To do: Please pick out and copy every line in the listing below that contains the string "resnet".

** Start of Material for this exercise **

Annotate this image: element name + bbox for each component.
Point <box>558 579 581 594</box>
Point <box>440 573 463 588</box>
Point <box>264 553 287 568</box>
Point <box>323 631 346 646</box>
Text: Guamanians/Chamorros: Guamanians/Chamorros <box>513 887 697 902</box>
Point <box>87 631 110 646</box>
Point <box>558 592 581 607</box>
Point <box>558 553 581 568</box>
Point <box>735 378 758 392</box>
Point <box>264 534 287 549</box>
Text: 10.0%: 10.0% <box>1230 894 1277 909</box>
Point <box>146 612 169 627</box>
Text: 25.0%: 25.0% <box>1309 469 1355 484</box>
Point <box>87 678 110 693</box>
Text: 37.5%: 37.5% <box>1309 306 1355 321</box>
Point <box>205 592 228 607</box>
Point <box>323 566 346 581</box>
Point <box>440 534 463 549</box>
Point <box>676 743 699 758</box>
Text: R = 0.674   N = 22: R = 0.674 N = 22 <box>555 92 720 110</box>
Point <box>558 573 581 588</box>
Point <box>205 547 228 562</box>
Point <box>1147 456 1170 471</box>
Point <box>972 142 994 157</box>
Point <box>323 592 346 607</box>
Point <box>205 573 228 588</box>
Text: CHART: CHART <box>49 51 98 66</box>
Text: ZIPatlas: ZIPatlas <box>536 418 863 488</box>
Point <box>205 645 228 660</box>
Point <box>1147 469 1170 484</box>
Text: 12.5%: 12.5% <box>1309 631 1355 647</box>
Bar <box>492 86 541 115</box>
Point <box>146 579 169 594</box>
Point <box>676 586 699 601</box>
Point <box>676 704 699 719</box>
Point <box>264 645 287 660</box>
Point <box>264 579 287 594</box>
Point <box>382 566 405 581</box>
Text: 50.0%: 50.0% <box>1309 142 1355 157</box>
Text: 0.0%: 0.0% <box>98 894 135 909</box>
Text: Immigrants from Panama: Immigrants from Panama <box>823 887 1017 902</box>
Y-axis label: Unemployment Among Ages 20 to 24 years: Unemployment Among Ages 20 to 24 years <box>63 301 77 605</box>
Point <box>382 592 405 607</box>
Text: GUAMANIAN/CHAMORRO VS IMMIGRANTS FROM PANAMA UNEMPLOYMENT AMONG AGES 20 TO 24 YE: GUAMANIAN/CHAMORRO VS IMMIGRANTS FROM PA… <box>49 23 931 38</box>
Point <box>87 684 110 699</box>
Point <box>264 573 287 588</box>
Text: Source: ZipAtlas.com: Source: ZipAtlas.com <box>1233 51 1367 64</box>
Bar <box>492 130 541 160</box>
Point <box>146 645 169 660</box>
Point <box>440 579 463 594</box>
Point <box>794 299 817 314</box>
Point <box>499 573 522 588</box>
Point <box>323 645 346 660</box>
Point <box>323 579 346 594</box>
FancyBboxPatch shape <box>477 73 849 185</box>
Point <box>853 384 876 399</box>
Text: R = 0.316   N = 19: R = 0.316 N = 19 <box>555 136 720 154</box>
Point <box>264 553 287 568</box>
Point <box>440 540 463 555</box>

** End of Material for this exercise **
** Start of Material for this exercise **

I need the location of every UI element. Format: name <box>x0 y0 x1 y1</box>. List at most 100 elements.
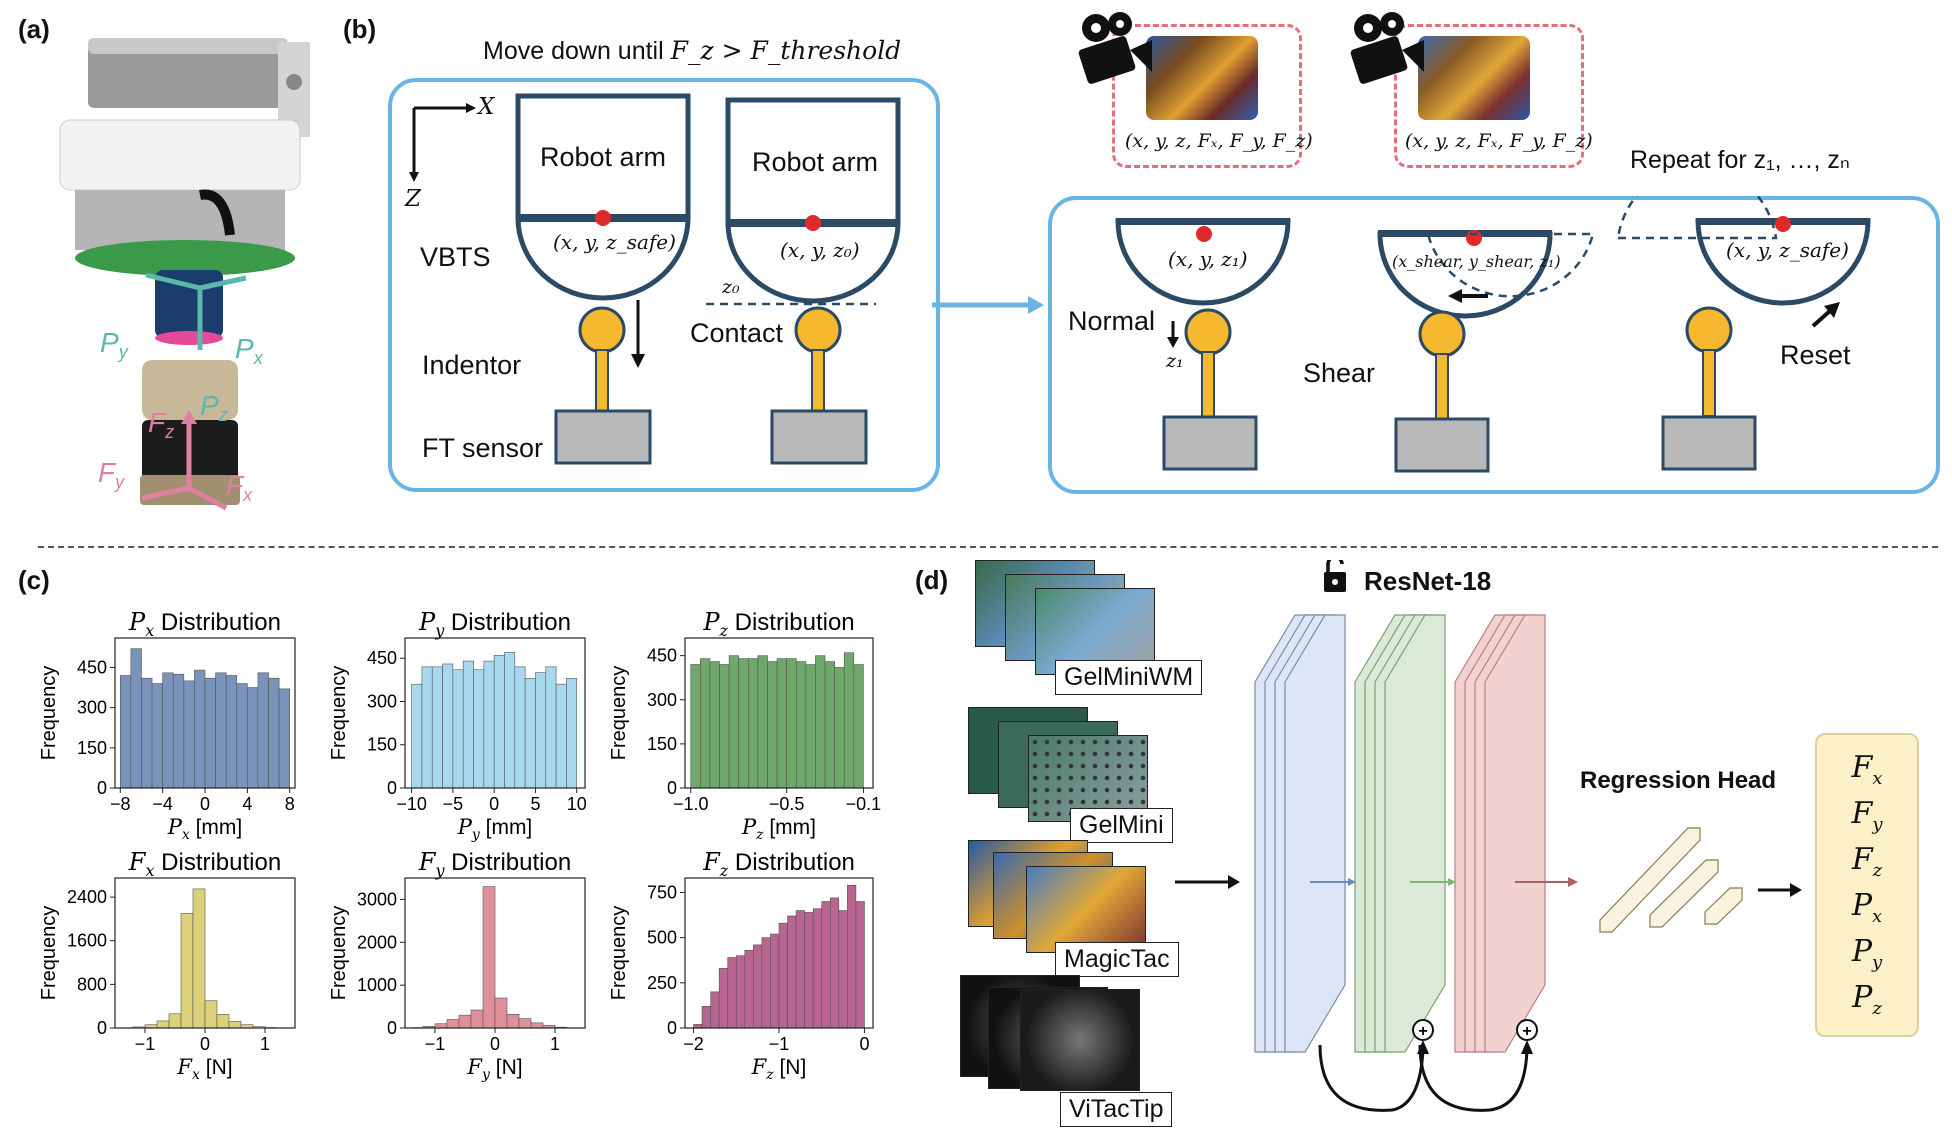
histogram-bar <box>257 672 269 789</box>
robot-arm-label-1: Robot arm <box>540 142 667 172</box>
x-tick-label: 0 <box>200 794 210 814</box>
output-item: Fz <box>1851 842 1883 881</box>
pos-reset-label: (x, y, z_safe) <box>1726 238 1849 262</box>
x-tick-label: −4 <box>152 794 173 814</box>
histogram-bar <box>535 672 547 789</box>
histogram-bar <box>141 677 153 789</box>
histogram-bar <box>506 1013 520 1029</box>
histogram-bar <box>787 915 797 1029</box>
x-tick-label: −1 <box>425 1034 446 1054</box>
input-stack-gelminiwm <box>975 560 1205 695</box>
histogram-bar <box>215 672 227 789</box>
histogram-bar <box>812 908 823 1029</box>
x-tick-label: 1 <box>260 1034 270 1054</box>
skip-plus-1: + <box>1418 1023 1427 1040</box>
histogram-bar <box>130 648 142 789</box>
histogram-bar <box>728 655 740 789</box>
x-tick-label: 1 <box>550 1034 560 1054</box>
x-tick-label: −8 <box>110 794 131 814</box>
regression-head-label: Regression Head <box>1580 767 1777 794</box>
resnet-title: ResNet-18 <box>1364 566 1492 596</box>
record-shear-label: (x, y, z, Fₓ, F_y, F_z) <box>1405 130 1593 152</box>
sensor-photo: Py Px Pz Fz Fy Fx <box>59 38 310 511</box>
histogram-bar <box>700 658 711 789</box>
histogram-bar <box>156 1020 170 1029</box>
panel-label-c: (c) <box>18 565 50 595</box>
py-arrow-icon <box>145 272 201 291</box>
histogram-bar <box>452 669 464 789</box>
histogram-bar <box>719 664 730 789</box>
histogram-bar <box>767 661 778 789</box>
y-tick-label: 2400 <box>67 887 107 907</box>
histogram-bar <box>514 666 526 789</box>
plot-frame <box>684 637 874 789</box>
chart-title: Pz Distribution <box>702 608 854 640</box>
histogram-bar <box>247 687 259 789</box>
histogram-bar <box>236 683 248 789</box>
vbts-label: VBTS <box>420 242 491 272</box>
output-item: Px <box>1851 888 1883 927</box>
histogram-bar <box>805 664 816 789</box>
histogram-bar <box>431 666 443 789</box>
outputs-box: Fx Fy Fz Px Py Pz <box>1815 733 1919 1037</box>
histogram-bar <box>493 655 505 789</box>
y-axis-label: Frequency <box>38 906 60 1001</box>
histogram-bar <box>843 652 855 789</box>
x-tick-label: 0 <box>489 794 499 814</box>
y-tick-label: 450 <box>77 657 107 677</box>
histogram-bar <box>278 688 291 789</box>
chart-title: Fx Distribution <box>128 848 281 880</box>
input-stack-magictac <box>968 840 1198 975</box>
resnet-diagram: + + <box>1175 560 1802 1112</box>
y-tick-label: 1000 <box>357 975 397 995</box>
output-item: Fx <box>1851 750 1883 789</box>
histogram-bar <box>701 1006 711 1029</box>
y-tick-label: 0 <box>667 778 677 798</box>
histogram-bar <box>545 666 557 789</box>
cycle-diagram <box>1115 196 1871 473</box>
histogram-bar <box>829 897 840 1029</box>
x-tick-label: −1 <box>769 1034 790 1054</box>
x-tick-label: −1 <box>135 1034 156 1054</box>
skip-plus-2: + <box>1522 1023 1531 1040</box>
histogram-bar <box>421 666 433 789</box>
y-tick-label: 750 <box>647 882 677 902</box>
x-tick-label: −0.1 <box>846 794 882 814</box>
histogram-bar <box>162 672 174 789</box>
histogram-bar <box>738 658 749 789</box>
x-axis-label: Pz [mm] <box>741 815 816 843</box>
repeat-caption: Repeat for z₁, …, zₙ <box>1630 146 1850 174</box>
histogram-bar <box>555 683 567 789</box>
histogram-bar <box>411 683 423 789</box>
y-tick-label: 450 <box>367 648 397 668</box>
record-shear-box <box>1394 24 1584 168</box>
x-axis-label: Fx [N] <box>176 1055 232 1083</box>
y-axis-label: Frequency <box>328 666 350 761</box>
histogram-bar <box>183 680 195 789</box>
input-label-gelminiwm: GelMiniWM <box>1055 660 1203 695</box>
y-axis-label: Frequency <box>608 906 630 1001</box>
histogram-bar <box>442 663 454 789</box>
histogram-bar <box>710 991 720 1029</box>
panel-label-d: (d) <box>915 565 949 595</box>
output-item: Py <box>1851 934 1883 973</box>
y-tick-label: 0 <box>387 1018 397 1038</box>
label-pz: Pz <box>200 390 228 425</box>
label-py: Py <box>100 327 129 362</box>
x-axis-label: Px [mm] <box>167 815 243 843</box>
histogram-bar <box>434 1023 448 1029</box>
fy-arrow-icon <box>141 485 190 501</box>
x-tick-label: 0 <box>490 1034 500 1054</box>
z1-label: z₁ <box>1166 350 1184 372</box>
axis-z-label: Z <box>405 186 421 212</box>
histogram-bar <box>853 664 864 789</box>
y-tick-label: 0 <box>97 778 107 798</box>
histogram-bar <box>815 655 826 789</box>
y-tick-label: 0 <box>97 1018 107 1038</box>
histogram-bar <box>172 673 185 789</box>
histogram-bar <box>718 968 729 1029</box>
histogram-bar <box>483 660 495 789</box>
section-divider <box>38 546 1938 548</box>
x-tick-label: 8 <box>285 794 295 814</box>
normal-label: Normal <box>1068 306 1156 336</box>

** End of Material for this exercise **

Solution to the exercise:
resnet-title: ResNet-18 <box>1364 566 1492 596</box>
resnet-diagram: + + <box>1175 560 1802 1112</box>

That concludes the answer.